TO DO -> Go through the lines below and copy each one that holds the string "growth".

* Begin SUPPLIED RECORDS *

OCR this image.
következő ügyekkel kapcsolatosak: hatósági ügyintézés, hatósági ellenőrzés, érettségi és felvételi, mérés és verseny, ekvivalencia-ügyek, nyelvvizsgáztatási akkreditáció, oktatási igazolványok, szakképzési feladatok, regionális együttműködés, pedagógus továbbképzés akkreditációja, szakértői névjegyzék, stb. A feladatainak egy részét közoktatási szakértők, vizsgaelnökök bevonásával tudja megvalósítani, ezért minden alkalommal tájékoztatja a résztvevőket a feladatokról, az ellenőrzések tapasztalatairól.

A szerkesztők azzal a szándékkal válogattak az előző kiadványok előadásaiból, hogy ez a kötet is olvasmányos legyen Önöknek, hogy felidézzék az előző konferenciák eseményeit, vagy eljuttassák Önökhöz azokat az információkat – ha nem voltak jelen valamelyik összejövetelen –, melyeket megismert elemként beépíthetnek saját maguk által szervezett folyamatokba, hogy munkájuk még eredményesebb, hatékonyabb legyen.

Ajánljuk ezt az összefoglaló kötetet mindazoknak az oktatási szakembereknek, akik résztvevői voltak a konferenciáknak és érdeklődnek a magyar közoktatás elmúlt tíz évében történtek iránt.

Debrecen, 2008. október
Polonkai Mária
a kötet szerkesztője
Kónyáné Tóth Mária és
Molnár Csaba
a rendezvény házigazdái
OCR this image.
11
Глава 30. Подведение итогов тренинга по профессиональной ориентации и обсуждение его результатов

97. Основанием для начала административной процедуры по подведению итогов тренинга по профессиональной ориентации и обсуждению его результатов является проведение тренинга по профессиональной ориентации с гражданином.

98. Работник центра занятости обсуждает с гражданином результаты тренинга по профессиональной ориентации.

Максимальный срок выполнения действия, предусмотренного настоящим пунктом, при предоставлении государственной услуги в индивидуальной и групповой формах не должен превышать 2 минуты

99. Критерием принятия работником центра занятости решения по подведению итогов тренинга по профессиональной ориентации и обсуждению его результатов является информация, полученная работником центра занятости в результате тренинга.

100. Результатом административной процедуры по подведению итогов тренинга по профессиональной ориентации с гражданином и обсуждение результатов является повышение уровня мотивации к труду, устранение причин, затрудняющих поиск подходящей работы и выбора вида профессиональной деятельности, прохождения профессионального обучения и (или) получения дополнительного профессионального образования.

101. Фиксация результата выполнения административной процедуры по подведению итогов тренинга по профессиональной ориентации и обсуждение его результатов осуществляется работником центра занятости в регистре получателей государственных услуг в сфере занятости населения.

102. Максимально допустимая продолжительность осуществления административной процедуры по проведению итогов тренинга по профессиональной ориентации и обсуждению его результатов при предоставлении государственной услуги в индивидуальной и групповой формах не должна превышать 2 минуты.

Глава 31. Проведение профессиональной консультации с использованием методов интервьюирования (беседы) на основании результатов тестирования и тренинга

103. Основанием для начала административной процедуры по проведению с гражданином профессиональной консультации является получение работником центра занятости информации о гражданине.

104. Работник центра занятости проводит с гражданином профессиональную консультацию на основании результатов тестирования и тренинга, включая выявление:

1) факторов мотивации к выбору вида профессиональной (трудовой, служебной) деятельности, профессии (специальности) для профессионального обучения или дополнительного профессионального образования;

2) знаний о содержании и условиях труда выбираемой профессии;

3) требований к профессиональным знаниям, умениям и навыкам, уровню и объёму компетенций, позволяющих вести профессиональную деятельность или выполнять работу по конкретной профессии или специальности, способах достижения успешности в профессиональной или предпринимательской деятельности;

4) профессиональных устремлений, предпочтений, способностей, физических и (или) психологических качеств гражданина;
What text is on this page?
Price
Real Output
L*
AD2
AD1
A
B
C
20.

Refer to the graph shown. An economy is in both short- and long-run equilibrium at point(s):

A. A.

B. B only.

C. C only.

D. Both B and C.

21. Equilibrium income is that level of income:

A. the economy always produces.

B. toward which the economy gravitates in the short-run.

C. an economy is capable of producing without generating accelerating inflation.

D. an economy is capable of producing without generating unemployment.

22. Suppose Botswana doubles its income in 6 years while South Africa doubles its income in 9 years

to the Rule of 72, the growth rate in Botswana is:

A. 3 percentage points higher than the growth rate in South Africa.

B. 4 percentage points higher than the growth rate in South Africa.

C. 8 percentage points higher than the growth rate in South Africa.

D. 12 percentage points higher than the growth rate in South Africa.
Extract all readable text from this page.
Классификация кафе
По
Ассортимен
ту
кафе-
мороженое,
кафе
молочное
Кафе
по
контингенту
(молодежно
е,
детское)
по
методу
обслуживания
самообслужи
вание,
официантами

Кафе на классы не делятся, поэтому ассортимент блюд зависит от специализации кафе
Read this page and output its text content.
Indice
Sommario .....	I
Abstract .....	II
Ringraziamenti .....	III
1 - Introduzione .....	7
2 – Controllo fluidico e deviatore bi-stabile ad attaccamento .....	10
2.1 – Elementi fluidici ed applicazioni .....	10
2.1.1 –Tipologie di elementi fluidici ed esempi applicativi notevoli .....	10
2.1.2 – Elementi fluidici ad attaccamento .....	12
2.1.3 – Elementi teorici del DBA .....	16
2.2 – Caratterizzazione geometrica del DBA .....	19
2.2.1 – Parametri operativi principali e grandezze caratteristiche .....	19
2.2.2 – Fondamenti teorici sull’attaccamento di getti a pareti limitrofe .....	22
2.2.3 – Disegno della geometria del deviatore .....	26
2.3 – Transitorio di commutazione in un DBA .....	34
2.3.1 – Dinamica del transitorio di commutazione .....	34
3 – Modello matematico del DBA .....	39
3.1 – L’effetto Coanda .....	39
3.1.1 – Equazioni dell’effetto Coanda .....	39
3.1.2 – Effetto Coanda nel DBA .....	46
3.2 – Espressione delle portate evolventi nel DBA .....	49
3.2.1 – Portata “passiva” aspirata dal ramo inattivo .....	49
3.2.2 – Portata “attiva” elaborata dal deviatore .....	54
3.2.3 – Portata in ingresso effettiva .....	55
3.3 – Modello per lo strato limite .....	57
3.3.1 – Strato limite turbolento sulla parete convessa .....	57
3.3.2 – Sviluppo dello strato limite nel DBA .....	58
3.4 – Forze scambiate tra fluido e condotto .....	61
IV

* End SUPPLIED RECORDS *

FINAL ANSWER ->
to the Rule of 72, the growth rate in Botswana is:
A. 3 percentage points higher than the growth rate in South Africa.
B. 4 percentage points higher than the growth rate in South Africa.
C. 8 percentage points higher than the growth rate in South Africa.
D. 12 percentage points higher than the growth rate in South Africa.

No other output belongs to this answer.